Return, without any alteration, the stretch of entries from the very start through the line containing "tab-submission-form-settings[interactable]: Submission form".

------ RECORDS TO PROCESS ------

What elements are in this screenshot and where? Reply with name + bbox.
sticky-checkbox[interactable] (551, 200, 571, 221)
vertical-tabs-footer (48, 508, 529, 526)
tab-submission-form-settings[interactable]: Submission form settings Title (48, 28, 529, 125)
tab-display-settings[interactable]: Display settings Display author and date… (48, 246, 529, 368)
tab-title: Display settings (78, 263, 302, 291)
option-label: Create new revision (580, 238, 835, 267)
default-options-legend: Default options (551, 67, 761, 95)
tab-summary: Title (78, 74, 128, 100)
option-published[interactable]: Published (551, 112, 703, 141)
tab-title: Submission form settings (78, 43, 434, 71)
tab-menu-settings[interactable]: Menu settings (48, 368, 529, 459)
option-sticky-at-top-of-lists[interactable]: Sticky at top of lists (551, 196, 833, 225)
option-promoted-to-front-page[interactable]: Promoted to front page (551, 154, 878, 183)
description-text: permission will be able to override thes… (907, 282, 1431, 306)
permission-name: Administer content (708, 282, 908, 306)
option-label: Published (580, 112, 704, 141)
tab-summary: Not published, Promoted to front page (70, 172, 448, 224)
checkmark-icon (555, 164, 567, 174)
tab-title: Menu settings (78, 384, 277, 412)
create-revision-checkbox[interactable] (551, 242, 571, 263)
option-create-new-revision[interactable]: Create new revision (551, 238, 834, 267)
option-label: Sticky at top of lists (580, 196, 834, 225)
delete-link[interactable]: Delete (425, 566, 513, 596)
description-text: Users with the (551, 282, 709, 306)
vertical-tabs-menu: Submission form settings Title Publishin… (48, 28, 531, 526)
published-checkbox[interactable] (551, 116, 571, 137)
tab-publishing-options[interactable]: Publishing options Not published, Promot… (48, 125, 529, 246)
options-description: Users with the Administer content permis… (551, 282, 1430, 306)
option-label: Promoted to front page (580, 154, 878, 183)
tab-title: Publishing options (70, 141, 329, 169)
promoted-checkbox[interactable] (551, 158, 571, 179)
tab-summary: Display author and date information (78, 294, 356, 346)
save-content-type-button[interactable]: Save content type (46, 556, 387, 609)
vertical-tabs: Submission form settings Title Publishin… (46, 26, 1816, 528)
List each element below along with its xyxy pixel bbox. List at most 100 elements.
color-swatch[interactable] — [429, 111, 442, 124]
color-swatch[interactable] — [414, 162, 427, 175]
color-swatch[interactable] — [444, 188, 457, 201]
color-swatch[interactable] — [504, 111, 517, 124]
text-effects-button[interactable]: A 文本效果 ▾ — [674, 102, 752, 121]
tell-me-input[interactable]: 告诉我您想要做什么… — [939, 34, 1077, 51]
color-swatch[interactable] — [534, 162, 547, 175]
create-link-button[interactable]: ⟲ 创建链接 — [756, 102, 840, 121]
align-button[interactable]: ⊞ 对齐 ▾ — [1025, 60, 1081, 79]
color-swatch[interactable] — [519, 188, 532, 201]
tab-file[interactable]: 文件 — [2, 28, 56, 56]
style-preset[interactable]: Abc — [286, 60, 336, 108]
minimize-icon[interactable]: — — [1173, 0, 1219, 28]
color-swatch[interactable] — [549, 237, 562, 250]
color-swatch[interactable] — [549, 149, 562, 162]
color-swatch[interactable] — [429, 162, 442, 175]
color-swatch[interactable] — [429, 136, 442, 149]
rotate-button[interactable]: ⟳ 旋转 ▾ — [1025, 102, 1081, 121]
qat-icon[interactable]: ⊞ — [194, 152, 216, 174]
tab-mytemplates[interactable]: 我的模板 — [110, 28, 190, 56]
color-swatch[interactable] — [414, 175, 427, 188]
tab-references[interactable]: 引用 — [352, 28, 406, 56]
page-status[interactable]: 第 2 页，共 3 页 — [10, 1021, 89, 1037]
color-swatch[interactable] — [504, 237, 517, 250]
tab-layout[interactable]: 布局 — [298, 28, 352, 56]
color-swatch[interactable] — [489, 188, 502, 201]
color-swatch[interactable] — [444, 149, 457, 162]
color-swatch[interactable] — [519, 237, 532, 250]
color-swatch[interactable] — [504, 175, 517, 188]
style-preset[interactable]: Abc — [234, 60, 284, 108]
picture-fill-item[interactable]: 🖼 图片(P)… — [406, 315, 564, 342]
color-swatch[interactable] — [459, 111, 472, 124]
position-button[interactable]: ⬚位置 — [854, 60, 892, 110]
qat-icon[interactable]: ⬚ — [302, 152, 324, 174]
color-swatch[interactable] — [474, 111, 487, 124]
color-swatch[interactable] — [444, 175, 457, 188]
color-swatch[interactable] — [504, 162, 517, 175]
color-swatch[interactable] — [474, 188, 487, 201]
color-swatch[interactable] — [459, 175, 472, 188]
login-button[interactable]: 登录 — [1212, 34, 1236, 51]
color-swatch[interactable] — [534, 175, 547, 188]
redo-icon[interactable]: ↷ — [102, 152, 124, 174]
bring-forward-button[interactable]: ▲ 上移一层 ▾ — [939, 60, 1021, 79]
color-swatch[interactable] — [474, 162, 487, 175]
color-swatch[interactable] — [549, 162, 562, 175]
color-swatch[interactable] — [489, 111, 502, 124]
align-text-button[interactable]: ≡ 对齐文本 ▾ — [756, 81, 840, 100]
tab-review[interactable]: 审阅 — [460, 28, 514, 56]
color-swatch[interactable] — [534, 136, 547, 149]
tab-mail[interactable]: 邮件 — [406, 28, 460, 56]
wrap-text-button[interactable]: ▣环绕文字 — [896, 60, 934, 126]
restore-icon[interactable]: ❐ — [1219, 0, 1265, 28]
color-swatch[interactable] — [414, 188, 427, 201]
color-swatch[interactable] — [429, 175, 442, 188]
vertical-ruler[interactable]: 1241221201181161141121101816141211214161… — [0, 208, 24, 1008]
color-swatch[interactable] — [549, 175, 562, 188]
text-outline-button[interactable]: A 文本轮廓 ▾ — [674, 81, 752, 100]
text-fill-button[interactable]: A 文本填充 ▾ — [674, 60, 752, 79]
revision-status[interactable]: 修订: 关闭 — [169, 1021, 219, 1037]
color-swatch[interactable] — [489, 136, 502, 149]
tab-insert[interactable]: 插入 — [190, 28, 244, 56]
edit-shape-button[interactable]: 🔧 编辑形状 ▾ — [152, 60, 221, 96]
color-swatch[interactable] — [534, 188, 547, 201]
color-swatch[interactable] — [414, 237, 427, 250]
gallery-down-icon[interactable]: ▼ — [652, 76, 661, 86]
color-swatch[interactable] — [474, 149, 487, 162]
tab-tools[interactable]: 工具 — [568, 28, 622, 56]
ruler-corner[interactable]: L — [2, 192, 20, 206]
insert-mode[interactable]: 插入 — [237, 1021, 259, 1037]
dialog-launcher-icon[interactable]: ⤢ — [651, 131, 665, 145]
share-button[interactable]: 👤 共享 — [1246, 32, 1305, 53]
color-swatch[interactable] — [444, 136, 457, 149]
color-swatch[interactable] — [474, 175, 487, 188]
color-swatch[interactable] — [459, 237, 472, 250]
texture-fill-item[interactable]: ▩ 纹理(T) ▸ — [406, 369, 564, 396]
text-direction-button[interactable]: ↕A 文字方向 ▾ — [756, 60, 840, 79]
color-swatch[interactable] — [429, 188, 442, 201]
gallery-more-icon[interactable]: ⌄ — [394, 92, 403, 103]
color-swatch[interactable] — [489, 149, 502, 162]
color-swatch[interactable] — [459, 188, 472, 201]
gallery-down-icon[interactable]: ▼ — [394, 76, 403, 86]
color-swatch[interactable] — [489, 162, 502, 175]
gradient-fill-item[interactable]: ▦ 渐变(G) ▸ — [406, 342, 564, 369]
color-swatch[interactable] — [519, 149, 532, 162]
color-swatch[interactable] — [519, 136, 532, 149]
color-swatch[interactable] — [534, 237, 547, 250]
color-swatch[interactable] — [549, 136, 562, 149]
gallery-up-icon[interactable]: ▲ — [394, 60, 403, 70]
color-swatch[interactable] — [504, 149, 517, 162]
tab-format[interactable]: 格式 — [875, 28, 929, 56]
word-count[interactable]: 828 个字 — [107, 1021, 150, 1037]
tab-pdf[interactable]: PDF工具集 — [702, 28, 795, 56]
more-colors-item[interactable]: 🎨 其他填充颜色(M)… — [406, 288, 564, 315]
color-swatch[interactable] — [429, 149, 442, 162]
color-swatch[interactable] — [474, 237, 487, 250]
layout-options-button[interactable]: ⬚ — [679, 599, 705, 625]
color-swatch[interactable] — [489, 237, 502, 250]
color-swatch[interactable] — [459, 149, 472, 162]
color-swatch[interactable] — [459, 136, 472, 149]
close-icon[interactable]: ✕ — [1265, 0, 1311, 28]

------

_SOLUTION FOR THIS TASK:_
What elements are in this screenshot and where? Reply with name + bbox.
sticky-checkbox[interactable] (551, 200, 571, 221)
vertical-tabs-footer (48, 508, 529, 526)
tab-submission-form-settings[interactable]: Submission form settings Title (48, 28, 529, 125)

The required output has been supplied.